Task goal: Extract all lines in the data that contain the word "India".

Provided records:

[BEGIN]

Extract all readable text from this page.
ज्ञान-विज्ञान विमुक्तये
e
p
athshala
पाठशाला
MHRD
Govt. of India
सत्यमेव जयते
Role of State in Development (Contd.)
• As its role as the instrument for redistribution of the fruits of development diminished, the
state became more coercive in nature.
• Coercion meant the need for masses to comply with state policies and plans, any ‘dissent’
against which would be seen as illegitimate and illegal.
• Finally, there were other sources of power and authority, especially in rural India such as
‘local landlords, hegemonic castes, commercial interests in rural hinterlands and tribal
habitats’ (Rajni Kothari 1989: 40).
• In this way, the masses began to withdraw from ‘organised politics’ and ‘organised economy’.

[END]
[BEGIN]

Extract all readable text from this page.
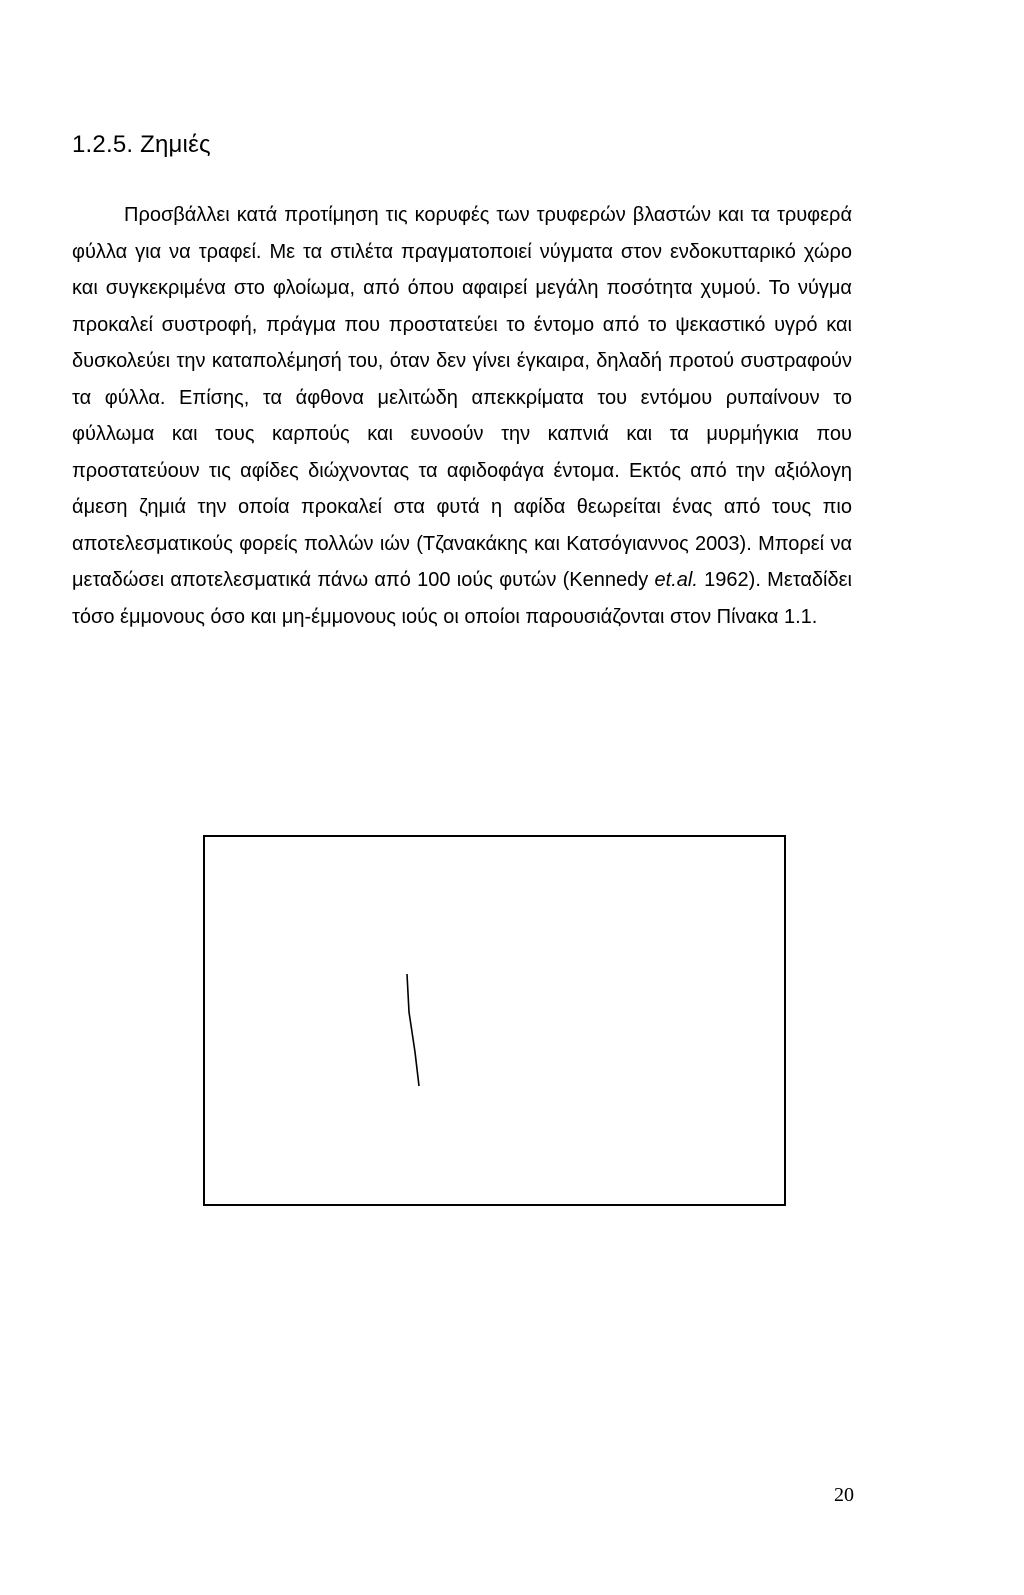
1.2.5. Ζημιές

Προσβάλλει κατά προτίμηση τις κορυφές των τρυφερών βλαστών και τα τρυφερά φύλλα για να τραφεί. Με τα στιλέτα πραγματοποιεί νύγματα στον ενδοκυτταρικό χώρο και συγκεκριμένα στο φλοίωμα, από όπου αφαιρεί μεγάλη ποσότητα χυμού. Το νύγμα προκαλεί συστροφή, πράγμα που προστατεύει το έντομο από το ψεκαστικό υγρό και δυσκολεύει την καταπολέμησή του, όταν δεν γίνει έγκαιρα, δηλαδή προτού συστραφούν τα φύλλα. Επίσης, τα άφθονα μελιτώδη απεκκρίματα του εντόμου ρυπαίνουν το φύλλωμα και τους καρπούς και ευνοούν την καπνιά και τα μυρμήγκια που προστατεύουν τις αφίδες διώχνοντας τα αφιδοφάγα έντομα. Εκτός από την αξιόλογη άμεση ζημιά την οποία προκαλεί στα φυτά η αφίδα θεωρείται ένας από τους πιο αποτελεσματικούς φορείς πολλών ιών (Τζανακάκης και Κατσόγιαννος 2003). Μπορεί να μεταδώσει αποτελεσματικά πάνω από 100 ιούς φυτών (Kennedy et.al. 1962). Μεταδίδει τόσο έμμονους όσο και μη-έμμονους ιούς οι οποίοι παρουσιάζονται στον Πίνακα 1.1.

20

[END]

Correct response:
Govt. of India
• Finally, there were other sources of power and authority, especially in rural India such as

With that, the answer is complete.